• [Directive]: What lines of the data include the string "nicht"? Copy them all.

• [Data rows]:
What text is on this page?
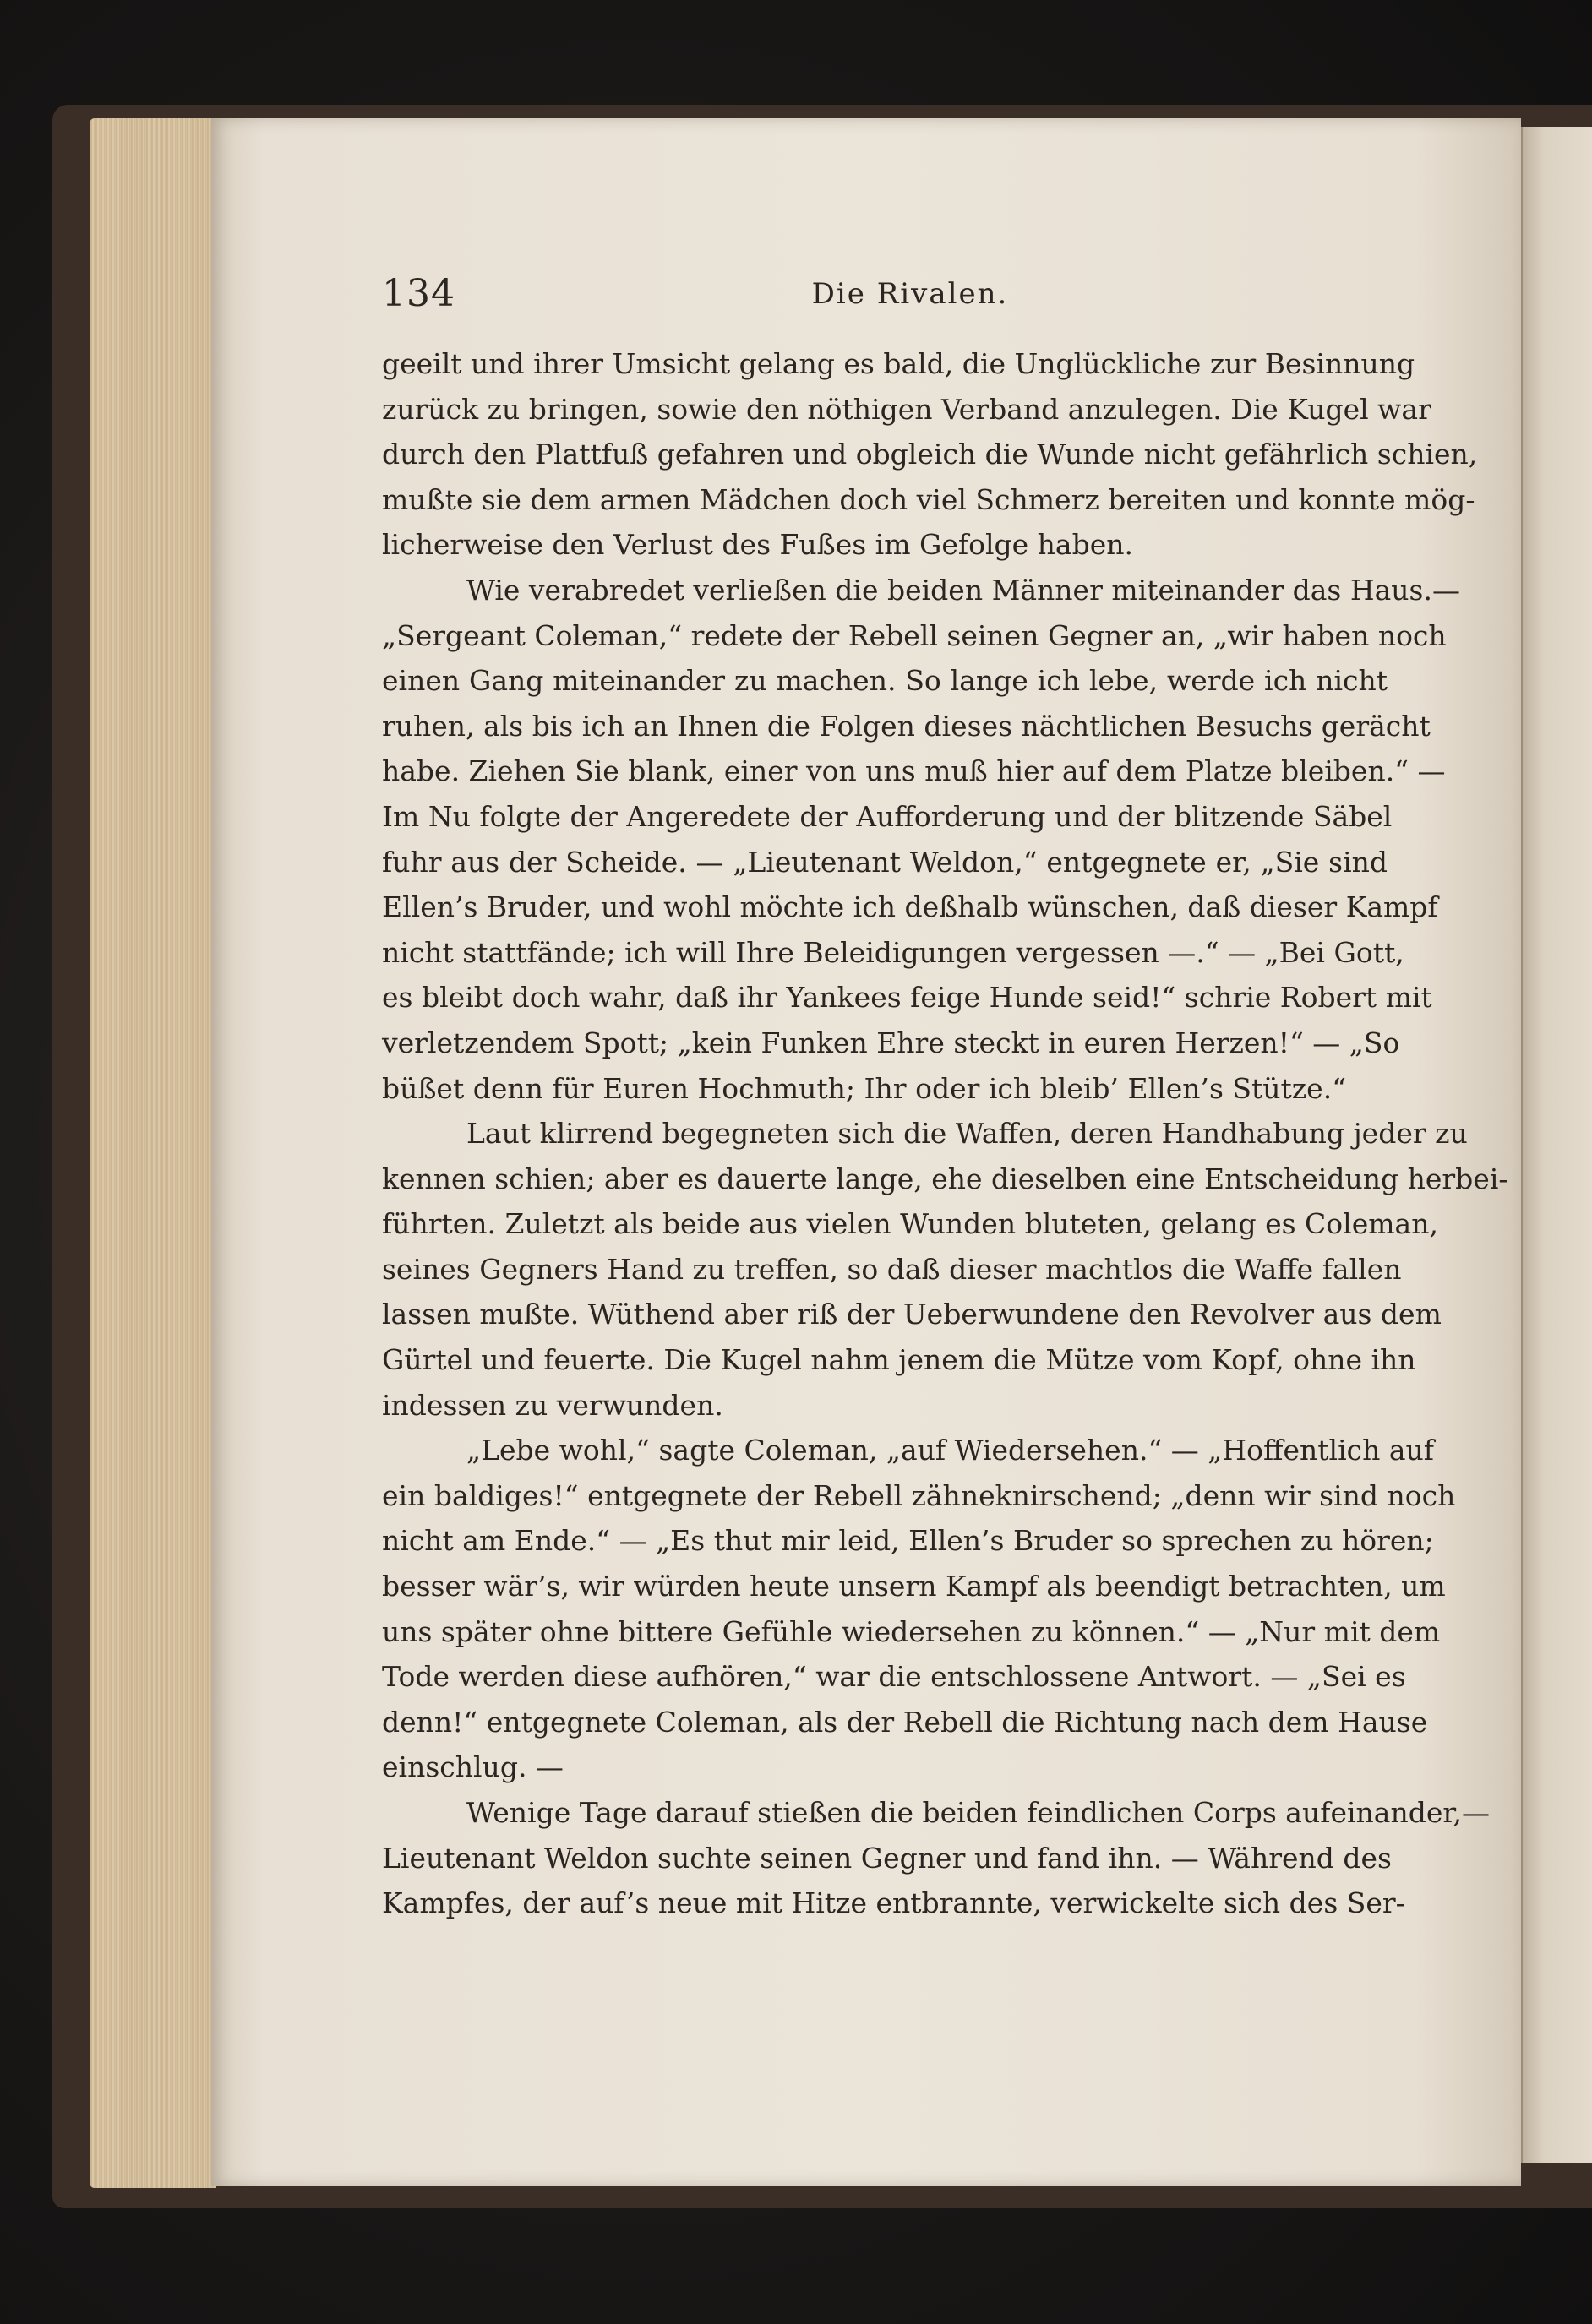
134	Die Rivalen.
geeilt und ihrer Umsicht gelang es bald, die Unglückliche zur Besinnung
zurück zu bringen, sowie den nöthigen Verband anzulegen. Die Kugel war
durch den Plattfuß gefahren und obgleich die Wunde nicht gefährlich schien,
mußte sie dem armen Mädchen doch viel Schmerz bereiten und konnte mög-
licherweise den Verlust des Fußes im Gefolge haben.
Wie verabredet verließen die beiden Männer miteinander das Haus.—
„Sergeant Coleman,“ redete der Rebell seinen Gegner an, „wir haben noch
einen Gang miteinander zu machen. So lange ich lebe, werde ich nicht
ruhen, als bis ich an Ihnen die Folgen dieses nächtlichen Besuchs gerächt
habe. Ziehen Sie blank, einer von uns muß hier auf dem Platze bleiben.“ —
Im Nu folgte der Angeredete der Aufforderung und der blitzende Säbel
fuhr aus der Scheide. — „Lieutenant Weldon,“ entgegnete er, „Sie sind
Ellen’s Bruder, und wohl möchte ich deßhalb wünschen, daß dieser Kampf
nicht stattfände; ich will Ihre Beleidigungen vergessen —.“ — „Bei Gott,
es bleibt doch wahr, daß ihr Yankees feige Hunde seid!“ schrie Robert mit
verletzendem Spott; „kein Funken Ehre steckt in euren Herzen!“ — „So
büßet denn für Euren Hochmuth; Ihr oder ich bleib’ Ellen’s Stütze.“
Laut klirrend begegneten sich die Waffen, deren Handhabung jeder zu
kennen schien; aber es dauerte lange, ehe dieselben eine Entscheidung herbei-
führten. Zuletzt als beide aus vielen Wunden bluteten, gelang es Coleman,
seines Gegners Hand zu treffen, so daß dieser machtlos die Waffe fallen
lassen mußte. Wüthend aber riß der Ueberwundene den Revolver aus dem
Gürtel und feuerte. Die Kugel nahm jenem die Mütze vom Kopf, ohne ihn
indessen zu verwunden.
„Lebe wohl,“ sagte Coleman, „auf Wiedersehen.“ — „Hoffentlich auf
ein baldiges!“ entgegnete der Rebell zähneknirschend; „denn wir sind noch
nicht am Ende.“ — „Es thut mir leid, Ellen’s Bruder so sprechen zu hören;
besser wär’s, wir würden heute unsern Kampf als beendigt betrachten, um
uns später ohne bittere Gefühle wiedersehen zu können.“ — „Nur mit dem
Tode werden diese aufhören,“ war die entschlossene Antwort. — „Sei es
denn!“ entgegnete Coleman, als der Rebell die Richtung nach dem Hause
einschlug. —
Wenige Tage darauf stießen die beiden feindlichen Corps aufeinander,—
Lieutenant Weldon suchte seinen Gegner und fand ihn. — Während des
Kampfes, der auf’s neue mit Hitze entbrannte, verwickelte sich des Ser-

• [The answer]:
durch den Plattfuß gefahren und obgleich die Wunde nicht gefährlich schien,
einen Gang miteinander zu machen. So lange ich lebe, werde ich nicht
nicht stattfände; ich will Ihre Beleidigungen vergessen —.“ — „Bei Gott,
nicht am Ende.“ — „Es thut mir leid, Ellen’s Bruder so sprechen zu hören;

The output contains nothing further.